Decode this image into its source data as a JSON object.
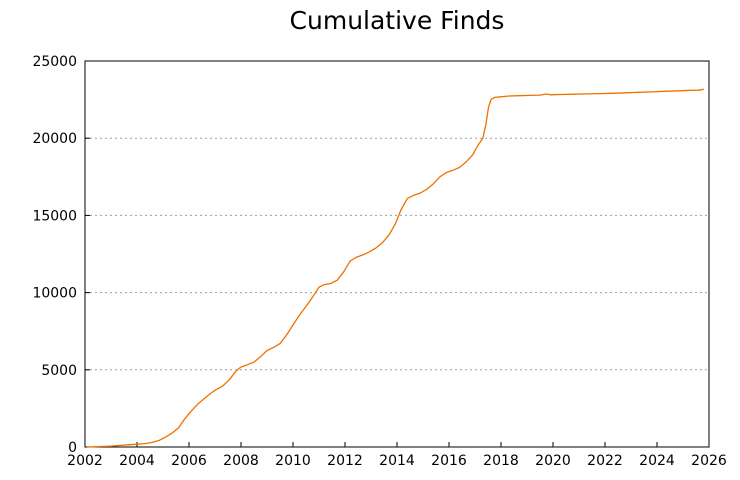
{
  "chart_data": {
    "type": "line",
    "title": "Cumulative Finds",
    "xlabel": "",
    "ylabel": "",
    "xlim": [
      2002,
      2026
    ],
    "ylim": [
      0,
      25000
    ],
    "x_ticks": [
      2002,
      2004,
      2006,
      2008,
      2010,
      2012,
      2014,
      2016,
      2018,
      2020,
      2022,
      2024,
      2026
    ],
    "y_ticks": [
      0,
      5000,
      10000,
      15000,
      20000,
      25000
    ],
    "grid": "horizontal-dotted",
    "legend_position": "none",
    "colors": {
      "line": "#ee7100",
      "grid": "#9e9e9e",
      "axis": "#000000",
      "text": "#000000",
      "background": "#ffffff"
    },
    "series": [
      {
        "name": "Cumulative Finds",
        "points": [
          [
            2002.08,
            0
          ],
          [
            2002.3,
            10
          ],
          [
            2002.6,
            30
          ],
          [
            2003.0,
            60
          ],
          [
            2003.4,
            110
          ],
          [
            2003.7,
            140
          ],
          [
            2004.0,
            180
          ],
          [
            2004.3,
            220
          ],
          [
            2004.6,
            300
          ],
          [
            2004.85,
            430
          ],
          [
            2005.1,
            640
          ],
          [
            2005.35,
            900
          ],
          [
            2005.6,
            1250
          ],
          [
            2005.85,
            1850
          ],
          [
            2006.1,
            2350
          ],
          [
            2006.35,
            2800
          ],
          [
            2006.6,
            3150
          ],
          [
            2006.85,
            3500
          ],
          [
            2007.05,
            3720
          ],
          [
            2007.3,
            3950
          ],
          [
            2007.55,
            4350
          ],
          [
            2007.8,
            4900
          ],
          [
            2008.0,
            5180
          ],
          [
            2008.25,
            5330
          ],
          [
            2008.5,
            5500
          ],
          [
            2008.75,
            5850
          ],
          [
            2009.0,
            6250
          ],
          [
            2009.25,
            6450
          ],
          [
            2009.5,
            6700
          ],
          [
            2009.75,
            7250
          ],
          [
            2010.0,
            7900
          ],
          [
            2010.25,
            8550
          ],
          [
            2010.5,
            9100
          ],
          [
            2010.75,
            9700
          ],
          [
            2011.0,
            10350
          ],
          [
            2011.2,
            10520
          ],
          [
            2011.45,
            10590
          ],
          [
            2011.7,
            10800
          ],
          [
            2011.95,
            11350
          ],
          [
            2012.2,
            12050
          ],
          [
            2012.45,
            12300
          ],
          [
            2012.7,
            12450
          ],
          [
            2012.95,
            12650
          ],
          [
            2013.2,
            12900
          ],
          [
            2013.45,
            13250
          ],
          [
            2013.7,
            13750
          ],
          [
            2013.95,
            14500
          ],
          [
            2014.15,
            15350
          ],
          [
            2014.4,
            16100
          ],
          [
            2014.65,
            16300
          ],
          [
            2014.9,
            16450
          ],
          [
            2015.15,
            16700
          ],
          [
            2015.4,
            17050
          ],
          [
            2015.65,
            17500
          ],
          [
            2015.9,
            17780
          ],
          [
            2016.15,
            17920
          ],
          [
            2016.4,
            18100
          ],
          [
            2016.65,
            18450
          ],
          [
            2016.9,
            18900
          ],
          [
            2017.1,
            19500
          ],
          [
            2017.3,
            20000
          ],
          [
            2017.42,
            20900
          ],
          [
            2017.52,
            22000
          ],
          [
            2017.62,
            22500
          ],
          [
            2017.75,
            22640
          ],
          [
            2018.0,
            22680
          ],
          [
            2018.3,
            22730
          ],
          [
            2018.7,
            22750
          ],
          [
            2019.1,
            22770
          ],
          [
            2019.5,
            22790
          ],
          [
            2019.75,
            22860
          ],
          [
            2019.9,
            22810
          ],
          [
            2020.3,
            22830
          ],
          [
            2020.8,
            22850
          ],
          [
            2021.3,
            22870
          ],
          [
            2021.8,
            22890
          ],
          [
            2022.3,
            22910
          ],
          [
            2022.8,
            22940
          ],
          [
            2023.3,
            22970
          ],
          [
            2023.8,
            23000
          ],
          [
            2024.3,
            23040
          ],
          [
            2024.8,
            23070
          ],
          [
            2025.3,
            23100
          ],
          [
            2025.6,
            23110
          ],
          [
            2025.8,
            23170
          ]
        ]
      }
    ]
  }
}
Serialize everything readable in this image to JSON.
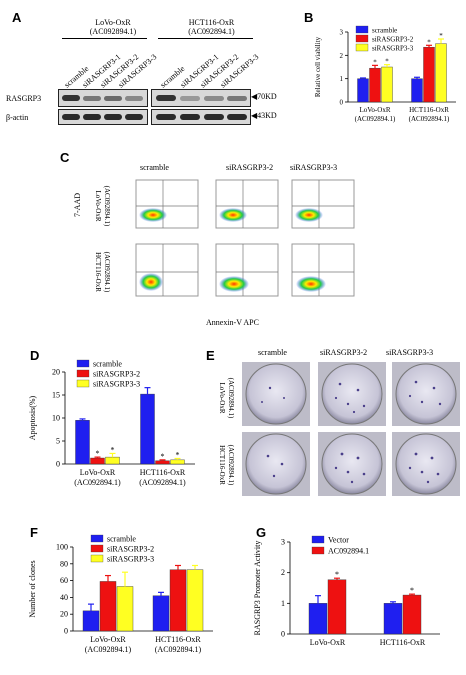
{
  "panels": {
    "a": "A",
    "b": "B",
    "c": "C",
    "d": "D",
    "e": "E",
    "f": "F",
    "g": "G"
  },
  "blot": {
    "group1": "LoVo-OxR",
    "group1_sub": "(AC092894.1)",
    "group2": "HCT116-OxR",
    "group2_sub": "(AC092894.1)",
    "lanes": [
      "scramble",
      "siRASGRP3-1",
      "siRASGRP3-2",
      "siRASGRP3-3"
    ],
    "row1": "RASGRP3",
    "row2": "β-actin",
    "kd1": "70KD",
    "kd2": "43KD",
    "arrow": "◀"
  },
  "flow": {
    "cols": [
      "scramble",
      "siRASGRP3-2",
      "siRASGRP3-3"
    ],
    "rows": [
      "LoVo-OxR",
      "HCT116-OxR"
    ],
    "rows_sub": "(AC092894.1)",
    "ylabel": "7-AAD",
    "xlabel": "Annexin-V APC"
  },
  "colony": {
    "cols": [
      "scramble",
      "siRASGRP3-2",
      "siRASGRP3-3"
    ],
    "rows": [
      "LoVo-OxR",
      "HCT116-OxR"
    ],
    "rows_sub": "(AC092894.1)"
  },
  "colors": {
    "blue": "#1f1ff0",
    "red": "#ee1111",
    "yellow": "#ffff22",
    "bar_outline": "#333333"
  },
  "chart_data": [
    {
      "id": "B",
      "type": "bar",
      "categories": [
        "LoVo-OxR\n(AC092894.1)",
        "HCT116-OxR\n(AC092894.1)"
      ],
      "series": [
        {
          "name": "scramble",
          "values": [
            1.0,
            1.0
          ],
          "err": [
            0.03,
            0.06
          ]
        },
        {
          "name": "siRASGRP3-2",
          "values": [
            1.45,
            2.35
          ],
          "err": [
            0.12,
            0.08
          ]
        },
        {
          "name": "siRASGRP3-3",
          "values": [
            1.5,
            2.5
          ],
          "err": [
            0.1,
            0.2
          ]
        }
      ],
      "ylabel": "Relative cell viability",
      "ylim": [
        0,
        3
      ],
      "yticks": [
        0,
        1,
        2,
        3
      ],
      "legend": "top-left",
      "annotations": [
        "*",
        "*",
        "*",
        "*"
      ]
    },
    {
      "id": "D",
      "type": "bar",
      "categories": [
        "LoVo-OxR\n(AC092894.1)",
        "HCT116-OxR\n(AC092894.1)"
      ],
      "series": [
        {
          "name": "scramble",
          "values": [
            9.5,
            15.2
          ],
          "err": [
            0.3,
            1.4
          ]
        },
        {
          "name": "siRASGRP3-2",
          "values": [
            1.3,
            0.7
          ],
          "err": [
            0.2,
            0.2
          ]
        },
        {
          "name": "siRASGRP3-3",
          "values": [
            1.5,
            0.9
          ],
          "err": [
            0.8,
            0.3
          ]
        }
      ],
      "ylabel": "Apoptosis(%)",
      "ylim": [
        0,
        20
      ],
      "yticks": [
        0,
        5,
        10,
        15,
        20
      ],
      "legend": "top-left",
      "annotations": [
        "*",
        "*",
        "*",
        "*"
      ]
    },
    {
      "id": "F",
      "type": "bar",
      "categories": [
        "LoVo-OxR\n(AC092894.1)",
        "HCT116-OxR\n(AC092894.1)"
      ],
      "series": [
        {
          "name": "scramble",
          "values": [
            24,
            42
          ],
          "err": [
            8,
            4
          ]
        },
        {
          "name": "siRASGRP3-2",
          "values": [
            59,
            73
          ],
          "err": [
            7,
            5
          ]
        },
        {
          "name": "siRASGRP3-3",
          "values": [
            53,
            73
          ],
          "err": [
            17,
            5
          ]
        }
      ],
      "ylabel": "Number of clones",
      "ylim": [
        0,
        100
      ],
      "yticks": [
        0,
        20,
        40,
        60,
        80,
        100
      ],
      "legend": "top-left"
    },
    {
      "id": "G",
      "type": "bar",
      "categories": [
        "LoVo-OxR",
        "HCT116-OxR"
      ],
      "series": [
        {
          "name": "Vector",
          "values": [
            1.0,
            1.0
          ],
          "err": [
            0.25,
            0.05
          ]
        },
        {
          "name": "AC092894.1",
          "values": [
            1.77,
            1.27
          ],
          "err": [
            0.05,
            0.03
          ]
        }
      ],
      "ylabel": "RASGRP3 Promoter Activity",
      "ylim": [
        0,
        3
      ],
      "yticks": [
        0,
        1,
        2,
        3
      ],
      "legend": "top-left",
      "annotations": [
        "*",
        "*"
      ]
    }
  ]
}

***

• [Objective]
Identify and extract each line of the listing that contains "image".

• [Solution for this exercise]
Decode this image into its source data as a JSON object.
Serialize everything readable in this image to JSON.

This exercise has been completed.